> [Vorliegender Text]

Das Sichtbarmachen und Verstärken von neuen, bisher marginalisierten filmischen Sprachen und Stimmen aus Mittel- und Osteuropa und dem postsowjetischen Raum jenseits von dominanten Mainstreamnarrativen gehört seit dem Entstehungsjahr von goEast 2001 zu seinen Hauptaufgaben. In dieser Hinsicht ist der diesjährige Fokus auf das (post-)sowjetische Kino durch die ‚dekoloniale Linse’ kein gänzliches Novum. goEast nimmt die historische Zäsur, die Russlands Angriffskrieg gegen die Ukraine darstellt, zum Anlass verschiedene Aspekte des Kolonialen und Dekolonialem im (post-) sowjetischen Film und seinen Strukturen zu erkunden.

> [Ihre Aufgaben]
a – Seit welchem Jahr gehört es laut dem vorliegenden Text zu den Hauptaufgaben von goEast, marginalisierte filmische Sprachen und Stimmen sichtbar zu machen?
b – Tauschen Sie in den Einträgen von der Zeile mit „0, 880, 22]“ bis zur Zeile mit „chart-title: 日线,前复权) — [0, 35, 79, 51]“ „candle-body“ gegen „candle-block“ aus und geben Sie nur diese Zeilen sonst unverändert wieder.
Die Einträge stehen in keinem Zusammenhang mit dem Text.

> [Arbeitsdaten]
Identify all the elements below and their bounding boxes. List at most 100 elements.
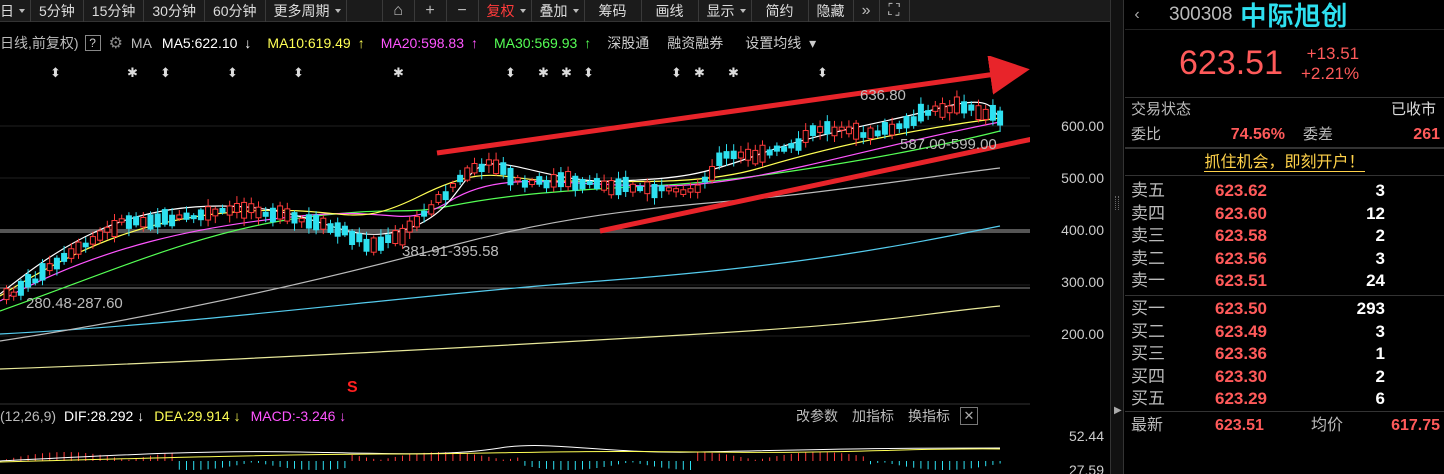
expand-right-icon[interactable]: » — [854, 0, 880, 22]
event-marker-icon[interactable]: ⬍ — [505, 66, 516, 81]
home-icon[interactable]: ⌂ — [383, 0, 415, 22]
close-icon[interactable]: ✕ — [960, 407, 978, 425]
candle-body — [385, 234, 392, 244]
gear-icon[interactable]: ⚙ — [109, 33, 123, 53]
trade-state-value: 已收市 — [1390, 101, 1436, 118]
event-marker-icon[interactable]: ✱ — [561, 66, 572, 81]
change-params-button[interactable]: 改参数 — [796, 406, 838, 426]
candle-body — [75, 241, 82, 255]
open-account-banner[interactable]: 抓住机会，即刻开户！ — [1125, 148, 1444, 176]
order-ratio-label: 委比 — [1131, 125, 1162, 143]
event-marker-icon[interactable]: ✱ — [538, 66, 549, 81]
grip-handle[interactable] — [1115, 196, 1119, 210]
price-axis: 600.00 500.00 400.00 300.00 200.00 52.44… — [1030, 22, 1110, 474]
ask-volume: 12 — [1366, 203, 1385, 223]
bid-row[interactable]: 买四 623.30 2 — [1125, 366, 1444, 389]
ma30-value: MA30:569.93 ↑ — [494, 35, 592, 51]
collapse-arrow-icon[interactable]: ▶ — [1114, 405, 1122, 416]
event-marker-icon[interactable]: ✱ — [393, 66, 404, 81]
event-marker-icon[interactable]: ⬍ — [293, 66, 304, 81]
zoom-in-icon[interactable]: + — [415, 0, 447, 22]
ask-row[interactable]: 卖二 623.56 3 — [1125, 248, 1444, 271]
panel-splitter[interactable]: ▶ — [1110, 0, 1124, 474]
ask-price: 623.62 — [1215, 181, 1267, 200]
candle-body — [961, 101, 968, 114]
ask-row[interactable]: 卖三 623.58 2 — [1125, 225, 1444, 248]
chips-button[interactable]: 筹码 — [585, 0, 642, 22]
adjust-dropdown[interactable]: 复权 — [479, 0, 532, 22]
high-annotation: 636.80 — [860, 87, 906, 104]
candle-body — [485, 159, 492, 166]
candle-body — [471, 163, 478, 174]
margin-link[interactable]: 融资融券 — [667, 33, 723, 53]
quote-header: ‹ 300308 中际旭创 — [1125, 0, 1444, 31]
candle-body — [327, 223, 334, 233]
bid-row[interactable]: 买三 623.36 1 — [1125, 343, 1444, 366]
prev-stock-icon[interactable]: ‹ — [1125, 6, 1149, 24]
chart-title: 日线,前复权) — [0, 35, 79, 51]
event-marker-icon[interactable]: ✱ — [728, 66, 739, 81]
candle-body — [968, 104, 975, 111]
period-60min-tab[interactable]: 60分钟 — [205, 0, 266, 22]
sgt-link[interactable]: 深股通 — [607, 33, 649, 53]
candle-body — [752, 149, 759, 165]
avg-label: 均价 — [1311, 416, 1344, 434]
order-ratio-value: 74.56% — [1230, 125, 1285, 143]
event-marker-icon[interactable]: ✱ — [127, 66, 138, 81]
ask-row[interactable]: 卖四 623.60 12 — [1125, 203, 1444, 226]
candle-body — [608, 180, 615, 196]
ask-row[interactable]: 卖一 623.51 24 — [1125, 270, 1444, 293]
help-button[interactable]: ? — [84, 35, 101, 51]
overlay-dropdown[interactable]: 叠加 — [532, 0, 585, 22]
axis-label: 27.59 — [1068, 462, 1104, 474]
hide-button[interactable]: 隐藏 — [809, 0, 854, 22]
event-marker-icon[interactable]: ⬍ — [583, 66, 594, 81]
period-15min-tab[interactable]: 15分钟 — [84, 0, 145, 22]
order-ratio-row: 委比 74.56% 委差 261 — [1125, 121, 1444, 147]
period-30min-tab[interactable]: 30分钟 — [144, 0, 205, 22]
bid-row[interactable]: 买二 623.49 3 — [1125, 321, 1444, 344]
event-markers[interactable]: ⬍ ✱ ⬍ ⬍ ⬍ ✱ ⬍ ✱ ✱ ⬍ ⬍ ✱ ✱ ⬍ — [50, 66, 828, 81]
more-periods-dropdown[interactable]: 更多周期 — [266, 0, 347, 22]
bid-row[interactable]: 买五 623.29 6 — [1125, 388, 1444, 411]
candle-body — [212, 208, 219, 217]
ma20-value: MA20:598.83 ↑ — [380, 35, 478, 51]
fullscreen-icon[interactable]: ⛶ — [880, 0, 910, 22]
event-marker-icon[interactable]: ⬍ — [817, 66, 828, 81]
bid-row[interactable]: 买一 623.50 293 — [1125, 298, 1444, 321]
macd-value: MACD:-3.246 ↓ — [250, 408, 347, 424]
bid-price: 623.50 — [1215, 298, 1267, 318]
candle-body — [277, 205, 284, 220]
sell-signal-marker[interactable]: S — [347, 379, 358, 396]
simple-mode-button[interactable]: 简约 — [752, 0, 809, 22]
event-marker-icon[interactable]: ⬍ — [227, 66, 238, 81]
candle-body — [637, 185, 644, 192]
quote-panel: ‹ 300308 中际旭创 623.51 +13.51 +2.21% 交易状态 … — [1125, 0, 1444, 474]
open-account-link[interactable]: 抓住机会，即刻开户！ — [1204, 154, 1365, 172]
switch-indicator-button[interactable]: 换指标 — [908, 406, 950, 426]
axis-label: 52.44 — [1068, 428, 1104, 444]
candle-body — [125, 215, 132, 229]
candle-body — [32, 278, 39, 284]
ma-settings-dropdown[interactable]: 设置均线 ▾ — [745, 33, 816, 53]
candle-body — [889, 123, 896, 136]
trade-state-label: 交易状态 — [1131, 101, 1192, 118]
display-dropdown[interactable]: 显示 — [699, 0, 752, 22]
period-5min-tab[interactable]: 5分钟 — [31, 0, 84, 22]
add-indicator-button[interactable]: 加指标 — [852, 406, 894, 426]
event-marker-icon[interactable]: ⬍ — [671, 66, 682, 81]
ma-label: MA — [130, 35, 152, 51]
candle-body — [824, 121, 831, 135]
period-toolbar: 日 5分钟 15分钟 30分钟 60分钟 更多周期 ⌂ + − 复权 叠加 筹码… — [0, 0, 1110, 22]
zoom-out-icon[interactable]: − — [447, 0, 479, 22]
bid-label: 买二 — [1131, 321, 1165, 341]
period-day-dropdown[interactable]: 日 — [0, 0, 31, 22]
candle-body — [572, 175, 579, 191]
event-marker-icon[interactable]: ⬍ — [160, 66, 171, 81]
draw-line-button[interactable]: 画线 — [642, 0, 699, 22]
ask-row[interactable]: 卖五 623.62 3 — [1125, 180, 1444, 203]
event-marker-icon[interactable]: ✱ — [694, 66, 705, 81]
candle-body — [622, 176, 629, 192]
candle-body — [435, 194, 442, 203]
event-marker-icon[interactable]: ⬍ — [50, 66, 61, 81]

> [Antworten der Reihe]
a – Seit 2001, dem Entstehungsjahr von goEast.

b –
expand-right-icon[interactable]: » — [854, 0, 880, 22]
event-marker-icon[interactable]: ⬍ — [505, 66, 516, 81]
home-icon[interactable]: ⌂ — [383, 0, 415, 22]
close-icon[interactable]: ✕ — [960, 407, 978, 425]
candle-block — [385, 234, 392, 244]
gear-icon[interactable]: ⚙ — [109, 33, 123, 53]
trade-state-value: 已收市 — [1390, 101, 1436, 118]
event-marker-icon[interactable]: ✱ — [561, 66, 572, 81]
change-params-button[interactable]: 改参数 — [796, 406, 838, 426]
candle-block — [75, 241, 82, 255]
open-account-banner[interactable]: 抓住机会，即刻开户！ — [1125, 148, 1444, 176]
order-ratio-label: 委比 — [1131, 125, 1162, 143]
event-marker-icon[interactable]: ✱ — [538, 66, 549, 81]
grip-handle[interactable] — [1115, 196, 1119, 210]
price-axis: 600.00 500.00 400.00 300.00 200.00 52.44… — [1030, 22, 1110, 474]
ask-volume: 12 — [1366, 203, 1385, 223]
bid-row[interactable]: 买四 623.30 2 — [1125, 366, 1444, 389]
ma30-value: MA30:569.93 ↑ — [494, 35, 592, 51]
collapse-arrow-icon[interactable]: ▶ — [1114, 405, 1122, 416]
event-marker-icon[interactable]: ✱ — [393, 66, 404, 81]
event-marker-icon[interactable]: ⬍ — [293, 66, 304, 81]
zoom-in-icon[interactable]: + — [415, 0, 447, 22]
ask-row[interactable]: 卖二 623.56 3 — [1125, 248, 1444, 271]
panel-splitter[interactable]: ▶ — [1110, 0, 1124, 474]
ask-price: 623.62 — [1215, 181, 1267, 200]
candle-block — [961, 101, 968, 114]
ask-row[interactable]: 卖三 623.58 2 — [1125, 225, 1444, 248]
chips-button[interactable]: 筹码 — [585, 0, 642, 22]
adjust-dropdown[interactable]: 复权 — [479, 0, 532, 22]
high-annotation: 636.80 — [860, 87, 906, 104]
candle-block — [485, 159, 492, 166]
candle-block — [471, 163, 478, 174]
margin-link[interactable]: 融资融券 — [667, 33, 723, 53]
quote-header: ‹ 300308 中际旭创 — [1125, 0, 1444, 31]
candle-block — [327, 223, 334, 233]
bid-row[interactable]: 买三 623.36 1 — [1125, 343, 1444, 366]
prev-stock-icon[interactable]: ‹ — [1125, 6, 1149, 24]
chart-title: 日线,前复权) — [0, 35, 79, 51]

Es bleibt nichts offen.